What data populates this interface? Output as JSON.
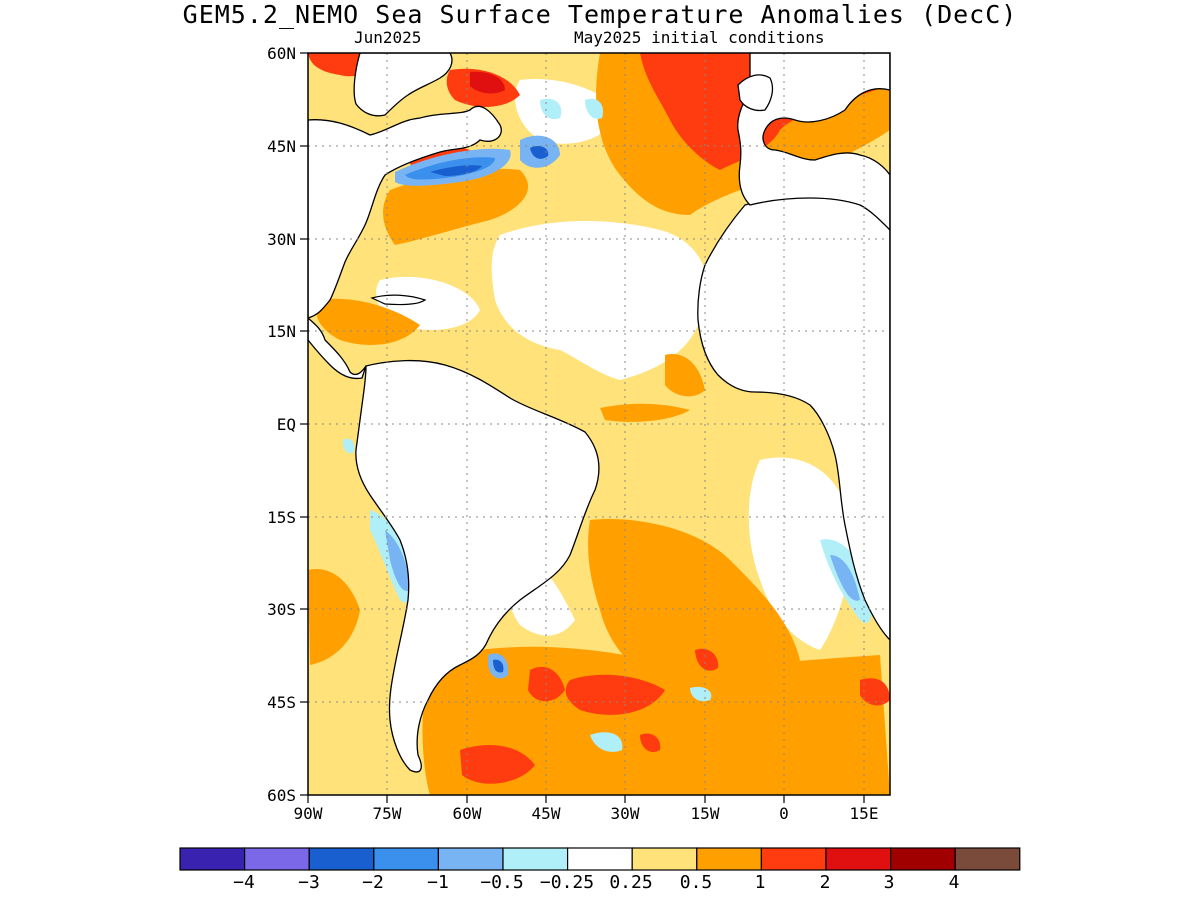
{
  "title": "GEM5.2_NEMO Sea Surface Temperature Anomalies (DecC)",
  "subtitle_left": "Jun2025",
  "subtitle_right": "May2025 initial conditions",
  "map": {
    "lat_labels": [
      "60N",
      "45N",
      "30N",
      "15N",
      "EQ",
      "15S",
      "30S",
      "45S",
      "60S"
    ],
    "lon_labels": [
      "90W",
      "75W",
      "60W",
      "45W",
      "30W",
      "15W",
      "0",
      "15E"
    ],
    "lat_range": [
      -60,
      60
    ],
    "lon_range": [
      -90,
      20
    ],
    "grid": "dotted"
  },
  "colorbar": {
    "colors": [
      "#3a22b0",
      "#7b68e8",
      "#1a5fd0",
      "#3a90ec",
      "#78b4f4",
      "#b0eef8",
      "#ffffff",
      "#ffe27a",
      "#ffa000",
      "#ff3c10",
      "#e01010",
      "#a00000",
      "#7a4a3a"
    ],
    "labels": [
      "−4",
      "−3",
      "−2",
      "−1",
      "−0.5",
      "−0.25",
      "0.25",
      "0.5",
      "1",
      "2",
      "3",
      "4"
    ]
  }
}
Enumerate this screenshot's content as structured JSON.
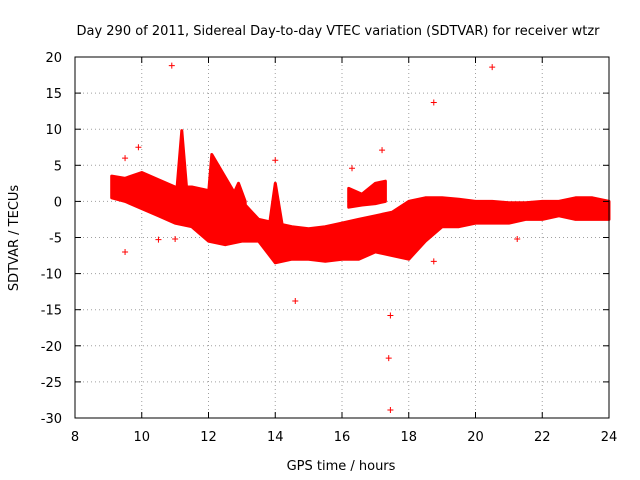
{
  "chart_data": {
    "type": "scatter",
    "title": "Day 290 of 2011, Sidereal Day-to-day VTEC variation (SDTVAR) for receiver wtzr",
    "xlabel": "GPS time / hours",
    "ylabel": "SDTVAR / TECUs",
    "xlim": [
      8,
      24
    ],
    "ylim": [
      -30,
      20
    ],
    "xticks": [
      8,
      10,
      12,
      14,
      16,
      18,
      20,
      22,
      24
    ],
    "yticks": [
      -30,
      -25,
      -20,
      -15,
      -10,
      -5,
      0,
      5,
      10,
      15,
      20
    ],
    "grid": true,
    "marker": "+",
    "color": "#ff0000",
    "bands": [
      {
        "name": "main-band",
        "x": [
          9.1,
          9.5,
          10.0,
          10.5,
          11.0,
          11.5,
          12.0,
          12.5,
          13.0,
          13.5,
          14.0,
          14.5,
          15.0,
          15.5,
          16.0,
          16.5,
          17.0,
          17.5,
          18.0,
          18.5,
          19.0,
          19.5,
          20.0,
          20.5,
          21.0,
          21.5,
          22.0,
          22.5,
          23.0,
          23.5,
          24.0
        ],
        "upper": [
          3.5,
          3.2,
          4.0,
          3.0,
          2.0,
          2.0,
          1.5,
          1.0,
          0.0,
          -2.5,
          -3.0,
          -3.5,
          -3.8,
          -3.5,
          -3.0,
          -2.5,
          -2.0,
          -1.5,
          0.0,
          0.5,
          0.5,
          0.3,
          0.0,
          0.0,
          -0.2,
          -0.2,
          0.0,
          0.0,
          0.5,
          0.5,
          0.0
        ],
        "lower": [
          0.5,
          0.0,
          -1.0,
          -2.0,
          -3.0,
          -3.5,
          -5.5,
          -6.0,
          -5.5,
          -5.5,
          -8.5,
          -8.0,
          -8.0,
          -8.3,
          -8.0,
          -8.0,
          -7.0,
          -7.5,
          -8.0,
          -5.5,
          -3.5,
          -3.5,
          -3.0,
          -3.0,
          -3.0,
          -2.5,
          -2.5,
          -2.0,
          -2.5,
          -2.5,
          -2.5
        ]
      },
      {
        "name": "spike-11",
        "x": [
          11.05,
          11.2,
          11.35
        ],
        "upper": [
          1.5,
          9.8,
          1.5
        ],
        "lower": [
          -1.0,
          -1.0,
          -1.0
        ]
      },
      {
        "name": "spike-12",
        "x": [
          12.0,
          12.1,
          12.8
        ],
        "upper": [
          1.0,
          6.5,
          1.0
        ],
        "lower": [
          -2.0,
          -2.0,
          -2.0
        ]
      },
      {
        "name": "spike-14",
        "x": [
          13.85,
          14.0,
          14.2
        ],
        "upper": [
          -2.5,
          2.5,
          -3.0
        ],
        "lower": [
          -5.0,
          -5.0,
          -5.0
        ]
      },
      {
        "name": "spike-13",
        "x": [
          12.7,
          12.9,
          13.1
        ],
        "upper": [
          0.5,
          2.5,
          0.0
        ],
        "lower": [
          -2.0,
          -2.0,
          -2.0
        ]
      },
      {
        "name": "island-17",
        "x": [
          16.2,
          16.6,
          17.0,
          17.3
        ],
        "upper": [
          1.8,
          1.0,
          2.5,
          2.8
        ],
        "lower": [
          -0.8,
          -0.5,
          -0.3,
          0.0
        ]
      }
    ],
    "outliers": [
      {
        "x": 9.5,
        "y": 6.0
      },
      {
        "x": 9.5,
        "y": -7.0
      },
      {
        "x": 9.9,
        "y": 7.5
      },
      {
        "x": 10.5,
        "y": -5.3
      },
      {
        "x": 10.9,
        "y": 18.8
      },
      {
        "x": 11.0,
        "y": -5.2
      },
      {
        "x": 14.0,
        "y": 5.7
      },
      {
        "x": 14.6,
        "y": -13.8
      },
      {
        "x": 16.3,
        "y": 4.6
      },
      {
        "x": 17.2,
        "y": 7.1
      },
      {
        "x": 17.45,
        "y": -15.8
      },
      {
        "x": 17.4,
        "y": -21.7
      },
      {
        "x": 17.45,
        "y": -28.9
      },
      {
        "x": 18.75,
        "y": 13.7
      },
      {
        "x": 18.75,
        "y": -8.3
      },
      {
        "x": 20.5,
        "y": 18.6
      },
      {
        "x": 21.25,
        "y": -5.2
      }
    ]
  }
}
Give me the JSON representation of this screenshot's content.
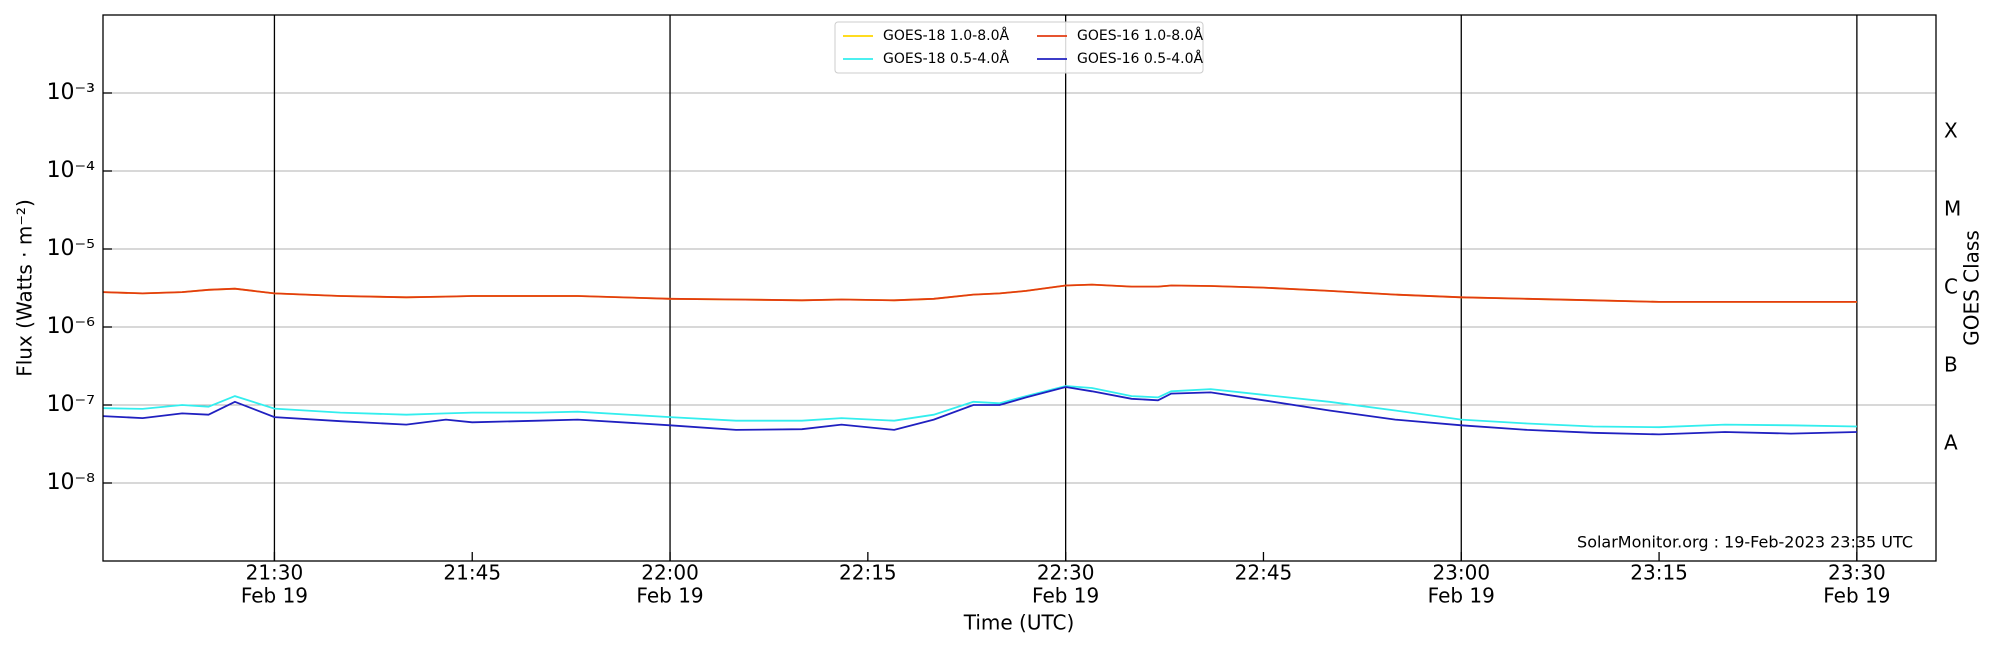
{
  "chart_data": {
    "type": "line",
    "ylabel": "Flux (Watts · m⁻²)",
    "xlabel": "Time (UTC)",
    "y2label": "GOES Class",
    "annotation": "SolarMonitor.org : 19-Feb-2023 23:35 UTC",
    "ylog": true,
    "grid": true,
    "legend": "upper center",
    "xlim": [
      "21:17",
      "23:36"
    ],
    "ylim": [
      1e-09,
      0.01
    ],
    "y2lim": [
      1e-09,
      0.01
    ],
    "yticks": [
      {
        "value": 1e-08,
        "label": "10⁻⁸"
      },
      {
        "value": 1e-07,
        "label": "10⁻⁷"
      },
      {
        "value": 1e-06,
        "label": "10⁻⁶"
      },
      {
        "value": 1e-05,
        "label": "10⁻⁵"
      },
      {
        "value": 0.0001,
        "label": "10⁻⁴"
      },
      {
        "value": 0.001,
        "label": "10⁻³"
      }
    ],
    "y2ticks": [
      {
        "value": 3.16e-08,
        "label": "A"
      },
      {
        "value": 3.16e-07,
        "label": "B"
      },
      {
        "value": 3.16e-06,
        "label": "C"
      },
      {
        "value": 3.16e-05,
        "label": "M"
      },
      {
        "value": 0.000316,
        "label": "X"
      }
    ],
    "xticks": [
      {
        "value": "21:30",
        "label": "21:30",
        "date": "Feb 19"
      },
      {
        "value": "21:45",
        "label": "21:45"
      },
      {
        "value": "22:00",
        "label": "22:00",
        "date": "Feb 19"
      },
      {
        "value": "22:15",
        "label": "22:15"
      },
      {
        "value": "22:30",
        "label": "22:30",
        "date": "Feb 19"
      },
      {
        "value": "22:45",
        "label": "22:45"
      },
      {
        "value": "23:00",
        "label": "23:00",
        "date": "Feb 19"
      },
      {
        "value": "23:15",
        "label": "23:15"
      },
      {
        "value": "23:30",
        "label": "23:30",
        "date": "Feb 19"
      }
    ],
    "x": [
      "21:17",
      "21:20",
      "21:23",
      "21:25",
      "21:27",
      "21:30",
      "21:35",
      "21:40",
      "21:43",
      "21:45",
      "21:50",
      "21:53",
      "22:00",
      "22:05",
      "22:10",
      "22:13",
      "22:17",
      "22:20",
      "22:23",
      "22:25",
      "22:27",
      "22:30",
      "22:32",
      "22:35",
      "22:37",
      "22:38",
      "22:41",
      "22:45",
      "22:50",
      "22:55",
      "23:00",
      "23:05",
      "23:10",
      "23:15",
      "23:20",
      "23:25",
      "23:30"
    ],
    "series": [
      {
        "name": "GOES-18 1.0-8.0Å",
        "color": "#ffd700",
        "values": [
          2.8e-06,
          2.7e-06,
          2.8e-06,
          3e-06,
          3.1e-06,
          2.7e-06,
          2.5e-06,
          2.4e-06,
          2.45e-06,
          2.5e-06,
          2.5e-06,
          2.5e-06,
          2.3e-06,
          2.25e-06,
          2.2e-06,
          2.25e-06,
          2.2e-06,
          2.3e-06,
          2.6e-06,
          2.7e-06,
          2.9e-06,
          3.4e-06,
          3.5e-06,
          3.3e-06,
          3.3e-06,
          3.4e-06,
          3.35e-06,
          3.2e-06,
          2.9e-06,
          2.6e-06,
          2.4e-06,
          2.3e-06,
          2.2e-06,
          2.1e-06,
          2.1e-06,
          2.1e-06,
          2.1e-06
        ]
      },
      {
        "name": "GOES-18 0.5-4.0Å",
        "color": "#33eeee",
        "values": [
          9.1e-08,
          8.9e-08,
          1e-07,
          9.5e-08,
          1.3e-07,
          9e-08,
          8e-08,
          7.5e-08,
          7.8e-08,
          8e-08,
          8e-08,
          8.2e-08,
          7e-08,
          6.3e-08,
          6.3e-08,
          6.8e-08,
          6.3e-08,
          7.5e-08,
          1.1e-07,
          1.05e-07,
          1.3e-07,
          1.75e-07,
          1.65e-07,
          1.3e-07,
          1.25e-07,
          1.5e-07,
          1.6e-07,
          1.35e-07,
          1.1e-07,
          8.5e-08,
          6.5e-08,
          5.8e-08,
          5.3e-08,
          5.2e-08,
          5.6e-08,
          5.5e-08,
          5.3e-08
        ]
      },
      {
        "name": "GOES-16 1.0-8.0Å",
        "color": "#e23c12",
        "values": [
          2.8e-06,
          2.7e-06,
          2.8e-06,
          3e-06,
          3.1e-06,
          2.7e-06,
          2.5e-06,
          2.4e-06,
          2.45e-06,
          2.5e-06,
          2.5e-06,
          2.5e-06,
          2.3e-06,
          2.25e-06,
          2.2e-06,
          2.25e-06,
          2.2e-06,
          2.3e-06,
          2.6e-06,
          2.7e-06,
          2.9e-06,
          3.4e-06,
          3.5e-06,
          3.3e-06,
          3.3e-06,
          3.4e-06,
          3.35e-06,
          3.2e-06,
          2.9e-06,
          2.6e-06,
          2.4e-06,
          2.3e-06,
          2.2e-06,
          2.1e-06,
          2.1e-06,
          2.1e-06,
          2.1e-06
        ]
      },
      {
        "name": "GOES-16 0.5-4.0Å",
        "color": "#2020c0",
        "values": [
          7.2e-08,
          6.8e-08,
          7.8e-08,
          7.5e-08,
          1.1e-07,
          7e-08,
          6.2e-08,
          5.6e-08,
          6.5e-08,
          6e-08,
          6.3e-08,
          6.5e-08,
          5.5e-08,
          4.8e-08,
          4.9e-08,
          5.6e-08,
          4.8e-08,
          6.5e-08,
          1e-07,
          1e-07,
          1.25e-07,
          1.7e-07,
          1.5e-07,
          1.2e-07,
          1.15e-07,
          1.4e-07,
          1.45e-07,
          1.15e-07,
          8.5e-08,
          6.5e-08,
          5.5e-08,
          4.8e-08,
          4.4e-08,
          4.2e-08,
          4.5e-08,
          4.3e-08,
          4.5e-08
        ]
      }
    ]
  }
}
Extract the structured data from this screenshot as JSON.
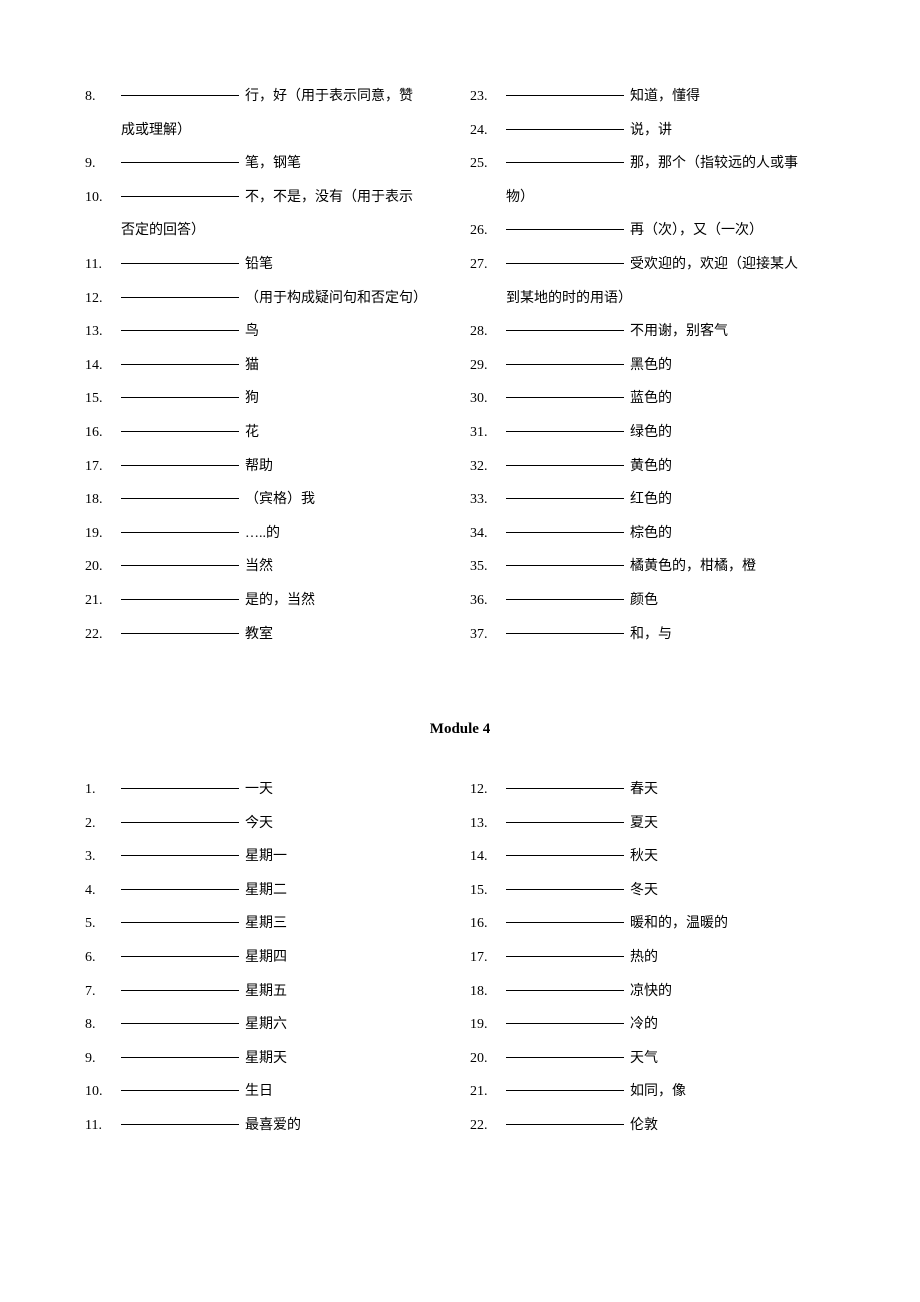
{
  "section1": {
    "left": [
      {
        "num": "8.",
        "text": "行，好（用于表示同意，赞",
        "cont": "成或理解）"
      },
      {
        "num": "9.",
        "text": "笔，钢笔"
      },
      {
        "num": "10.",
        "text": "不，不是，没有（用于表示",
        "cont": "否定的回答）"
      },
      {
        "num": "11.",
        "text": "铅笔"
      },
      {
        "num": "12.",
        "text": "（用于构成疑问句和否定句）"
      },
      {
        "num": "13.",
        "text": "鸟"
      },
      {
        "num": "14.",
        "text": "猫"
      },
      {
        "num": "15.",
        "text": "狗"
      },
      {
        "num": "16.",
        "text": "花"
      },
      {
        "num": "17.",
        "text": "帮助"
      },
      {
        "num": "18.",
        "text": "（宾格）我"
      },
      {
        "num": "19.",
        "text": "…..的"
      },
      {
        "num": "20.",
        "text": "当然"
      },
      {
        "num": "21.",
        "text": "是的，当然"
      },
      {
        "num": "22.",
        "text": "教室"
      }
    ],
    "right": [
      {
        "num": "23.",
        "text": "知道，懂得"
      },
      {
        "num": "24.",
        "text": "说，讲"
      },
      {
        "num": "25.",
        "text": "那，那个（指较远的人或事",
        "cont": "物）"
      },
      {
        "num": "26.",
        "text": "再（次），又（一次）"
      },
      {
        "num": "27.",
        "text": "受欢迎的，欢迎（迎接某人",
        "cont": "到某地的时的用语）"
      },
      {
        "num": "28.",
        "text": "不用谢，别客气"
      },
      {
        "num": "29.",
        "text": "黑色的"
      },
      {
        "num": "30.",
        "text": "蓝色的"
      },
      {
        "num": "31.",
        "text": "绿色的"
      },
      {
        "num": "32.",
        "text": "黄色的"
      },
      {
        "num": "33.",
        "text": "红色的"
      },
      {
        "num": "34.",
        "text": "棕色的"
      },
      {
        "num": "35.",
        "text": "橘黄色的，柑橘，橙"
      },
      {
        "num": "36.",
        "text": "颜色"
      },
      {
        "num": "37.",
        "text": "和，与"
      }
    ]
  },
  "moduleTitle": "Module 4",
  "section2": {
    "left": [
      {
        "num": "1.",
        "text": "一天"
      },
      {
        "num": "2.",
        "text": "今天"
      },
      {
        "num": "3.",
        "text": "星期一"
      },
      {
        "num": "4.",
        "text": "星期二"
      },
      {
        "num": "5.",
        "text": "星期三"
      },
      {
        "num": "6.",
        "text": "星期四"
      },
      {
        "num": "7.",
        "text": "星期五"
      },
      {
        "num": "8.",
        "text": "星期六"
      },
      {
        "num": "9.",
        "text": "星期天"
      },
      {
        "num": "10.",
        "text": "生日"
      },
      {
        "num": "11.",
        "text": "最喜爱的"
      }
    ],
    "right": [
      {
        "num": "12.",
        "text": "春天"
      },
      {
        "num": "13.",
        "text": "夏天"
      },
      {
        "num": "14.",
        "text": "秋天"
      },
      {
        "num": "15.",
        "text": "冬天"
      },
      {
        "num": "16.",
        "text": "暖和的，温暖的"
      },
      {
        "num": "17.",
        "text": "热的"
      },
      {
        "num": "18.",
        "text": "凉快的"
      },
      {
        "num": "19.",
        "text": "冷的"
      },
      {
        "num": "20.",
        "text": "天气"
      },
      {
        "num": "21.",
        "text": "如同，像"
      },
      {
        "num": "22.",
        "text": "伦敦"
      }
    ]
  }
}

——————

### WHAT IS NEEDED
Find the lines above that include the string "screenshot" and copy them.

### SOLUTION TO THIS TASK
Enumerate this screenshot's content as structured JSON.
Give me the JSON representation of this screenshot's content.
Extract the structured data from this screenshot as JSON.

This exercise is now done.